> [YOUR OBJECTIVE]:
Word for word, repeat the entries, minus the pictures.

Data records

## Start

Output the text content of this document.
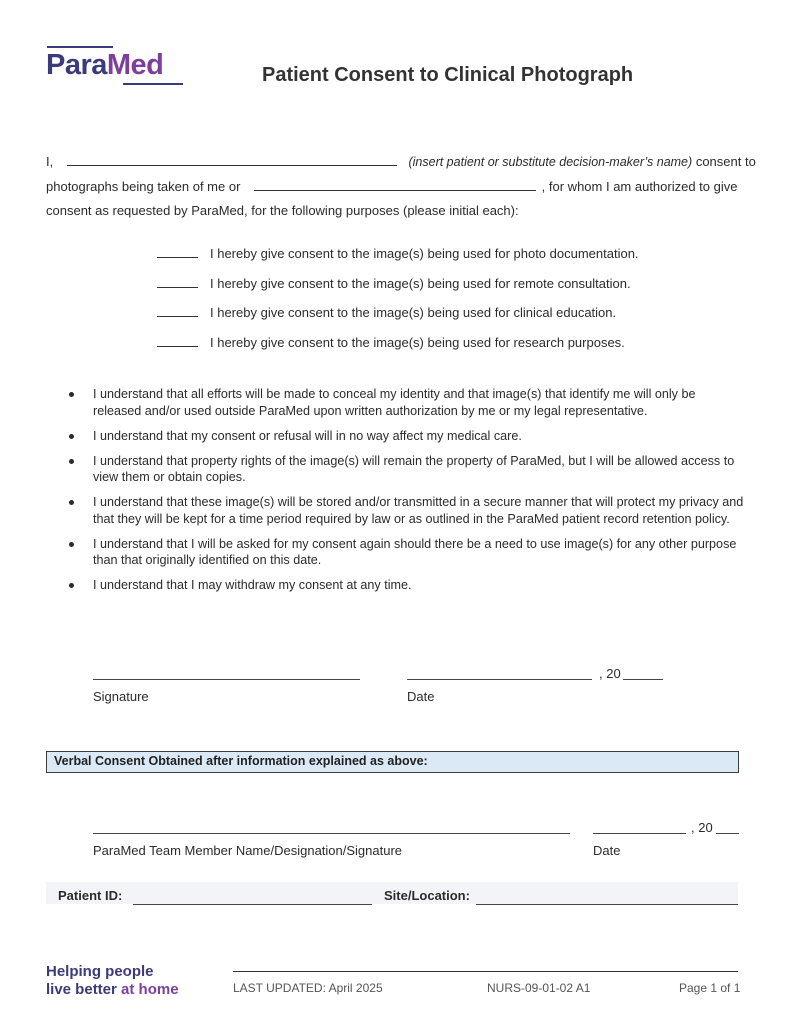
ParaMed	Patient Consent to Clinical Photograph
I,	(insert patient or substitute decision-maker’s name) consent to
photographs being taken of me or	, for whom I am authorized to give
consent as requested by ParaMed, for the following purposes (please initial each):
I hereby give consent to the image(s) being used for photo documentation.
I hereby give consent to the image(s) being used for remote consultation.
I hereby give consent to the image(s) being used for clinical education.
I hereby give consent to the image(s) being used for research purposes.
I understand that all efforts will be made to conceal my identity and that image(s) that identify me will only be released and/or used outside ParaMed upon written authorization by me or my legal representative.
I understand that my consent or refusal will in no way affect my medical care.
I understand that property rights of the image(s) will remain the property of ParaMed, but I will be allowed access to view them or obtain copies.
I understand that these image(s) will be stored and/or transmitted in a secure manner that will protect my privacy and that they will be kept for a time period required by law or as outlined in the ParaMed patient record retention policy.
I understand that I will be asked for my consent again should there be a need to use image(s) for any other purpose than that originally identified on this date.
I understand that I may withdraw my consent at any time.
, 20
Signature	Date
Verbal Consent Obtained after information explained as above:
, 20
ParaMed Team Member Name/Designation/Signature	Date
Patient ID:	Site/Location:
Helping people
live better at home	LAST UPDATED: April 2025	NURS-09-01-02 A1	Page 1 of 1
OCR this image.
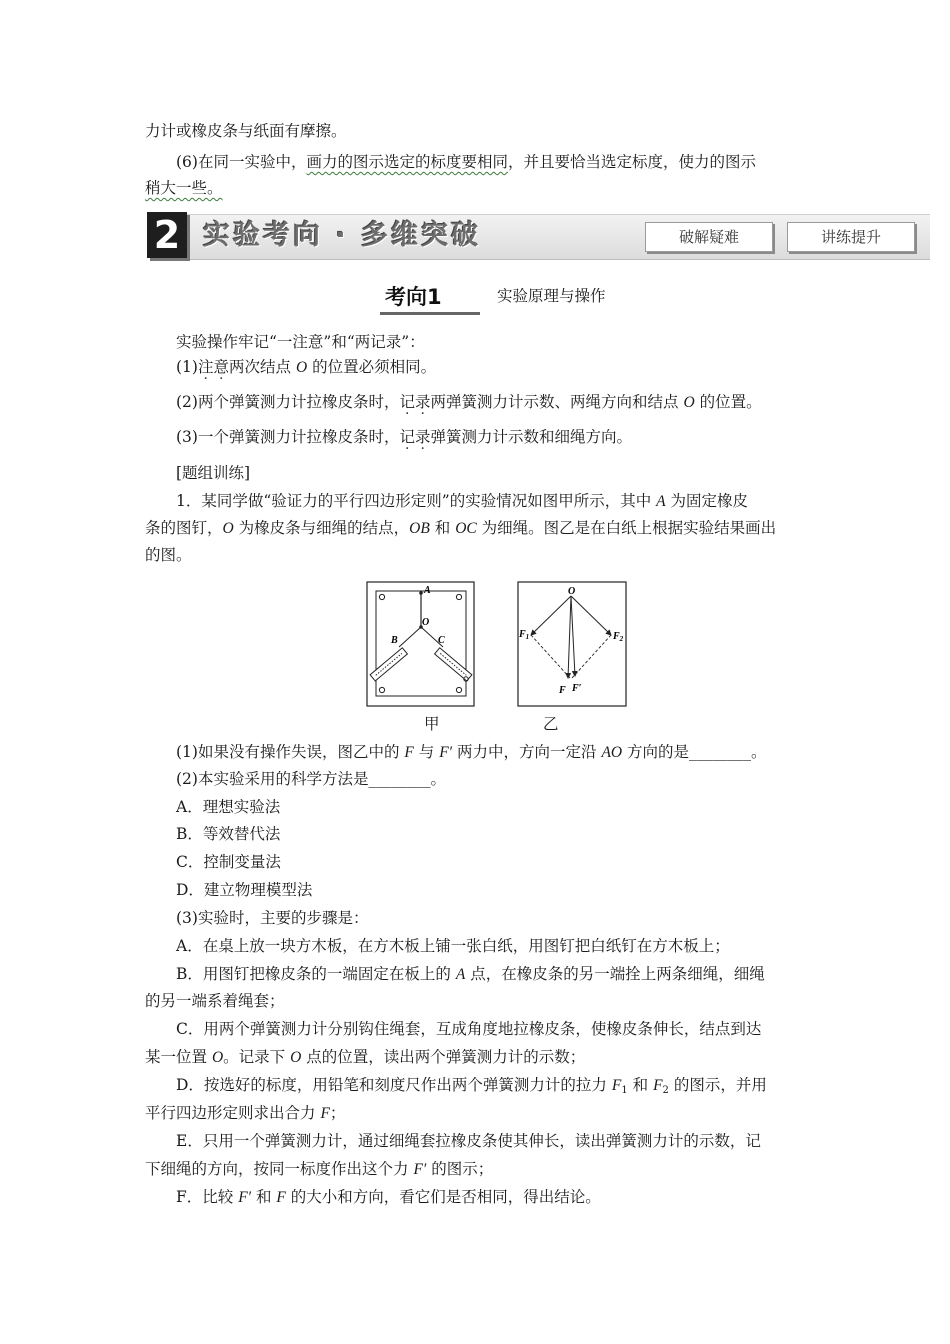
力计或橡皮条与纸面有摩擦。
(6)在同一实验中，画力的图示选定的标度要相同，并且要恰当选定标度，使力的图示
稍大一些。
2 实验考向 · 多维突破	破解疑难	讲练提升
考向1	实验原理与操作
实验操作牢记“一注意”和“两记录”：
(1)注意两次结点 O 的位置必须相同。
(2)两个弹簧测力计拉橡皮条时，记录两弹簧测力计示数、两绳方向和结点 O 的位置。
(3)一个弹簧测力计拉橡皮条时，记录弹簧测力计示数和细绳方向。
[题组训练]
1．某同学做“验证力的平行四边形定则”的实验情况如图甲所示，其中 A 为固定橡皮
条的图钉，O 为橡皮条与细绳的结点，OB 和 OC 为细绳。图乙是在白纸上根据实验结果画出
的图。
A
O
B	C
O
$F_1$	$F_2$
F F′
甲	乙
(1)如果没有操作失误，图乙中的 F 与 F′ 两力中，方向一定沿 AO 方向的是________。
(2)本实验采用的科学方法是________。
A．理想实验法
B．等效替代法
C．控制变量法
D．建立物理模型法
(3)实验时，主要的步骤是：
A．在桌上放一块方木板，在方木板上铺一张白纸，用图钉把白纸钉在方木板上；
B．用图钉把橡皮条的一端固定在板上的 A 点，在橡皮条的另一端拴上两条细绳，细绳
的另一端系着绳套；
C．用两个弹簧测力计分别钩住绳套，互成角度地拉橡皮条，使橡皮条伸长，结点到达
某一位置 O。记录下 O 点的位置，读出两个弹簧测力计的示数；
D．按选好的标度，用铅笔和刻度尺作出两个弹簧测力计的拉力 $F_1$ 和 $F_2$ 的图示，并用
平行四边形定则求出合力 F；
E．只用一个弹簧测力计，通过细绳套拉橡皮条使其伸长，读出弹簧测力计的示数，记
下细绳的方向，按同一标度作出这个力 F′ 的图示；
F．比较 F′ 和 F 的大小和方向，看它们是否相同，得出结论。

## End

> [RESPONSE TO THIS EXERCISE]:
Output the text content of this document.
ParaMed	Patient Consent to Clinical Photograph
I,	(insert patient or substitute decision-maker’s name) consent to
photographs being taken of me or	, for whom I am authorized to give
consent as requested by ParaMed, for the following purposes (please initial each):
I hereby give consent to the image(s) being used for photo documentation.
I hereby give consent to the image(s) being used for remote consultation.
I hereby give consent to the image(s) being used for clinical education.
I hereby give consent to the image(s) being used for research purposes.
I understand that all efforts will be made to conceal my identity and that image(s) that identify me will only be released and/or used outside ParaMed upon written authorization by me or my legal representative.
I understand that my consent or refusal will in no way affect my medical care.
I understand that property rights of the image(s) will remain the property of ParaMed, but I will be allowed access to view them or obtain copies.
I understand that these image(s) will be stored and/or transmitted in a secure manner that will protect my privacy and that they will be kept for a time period required by law or as outlined in the ParaMed patient record retention policy.
I understand that I will be asked for my consent again should there be a need to use image(s) for any other purpose than that originally identified on this date.
I understand that I may withdraw my consent at any time.
, 20
Signature	Date
Verbal Consent Obtained after information explained as above:
, 20
ParaMed Team Member Name/Designation/Signature	Date
Patient ID:	Site/Location:
Helping people
live better at home	LAST UPDATED: April 2025	NURS-09-01-02 A1	Page 1 of 1
OCR this image.
力计或橡皮条与纸面有摩擦。
(6)在同一实验中，画力的图示选定的标度要相同，并且要恰当选定标度，使力的图示
稍大一些。
2 实验考向 · 多维突破	破解疑难	讲练提升
考向1	实验原理与操作
实验操作牢记“一注意”和“两记录”：
(1)注意两次结点 O 的位置必须相同。
(2)两个弹簧测力计拉橡皮条时，记录两弹簧测力计示数、两绳方向和结点 O 的位置。
(3)一个弹簧测力计拉橡皮条时，记录弹簧测力计示数和细绳方向。
[题组训练]
1．某同学做“验证力的平行四边形定则”的实验情况如图甲所示，其中 A 为固定橡皮
条的图钉，O 为橡皮条与细绳的结点，OB 和 OC 为细绳。图乙是在白纸上根据实验结果画出
的图。
A
O
B	C
O
$F_1$	$F_2$
F F′
甲	乙
(1)如果没有操作失误，图乙中的 F 与 F′ 两力中，方向一定沿 AO 方向的是________。
(2)本实验采用的科学方法是________。
A．理想实验法
B．等效替代法
C．控制变量法
D．建立物理模型法
(3)实验时，主要的步骤是：
A．在桌上放一块方木板，在方木板上铺一张白纸，用图钉把白纸钉在方木板上；
B．用图钉把橡皮条的一端固定在板上的 A 点，在橡皮条的另一端拴上两条细绳，细绳
的另一端系着绳套；
C．用两个弹簧测力计分别钩住绳套，互成角度地拉橡皮条，使橡皮条伸长，结点到达
某一位置 O。记录下 O 点的位置，读出两个弹簧测力计的示数；
D．按选好的标度，用铅笔和刻度尺作出两个弹簧测力计的拉力 $F_1$ 和 $F_2$ 的图示，并用
平行四边形定则求出合力 F；
E．只用一个弹簧测力计，通过细绳套拉橡皮条使其伸长，读出弹簧测力计的示数，记
下细绳的方向，按同一标度作出这个力 F′ 的图示；
F．比较 F′ 和 F 的大小和方向，看它们是否相同，得出结论。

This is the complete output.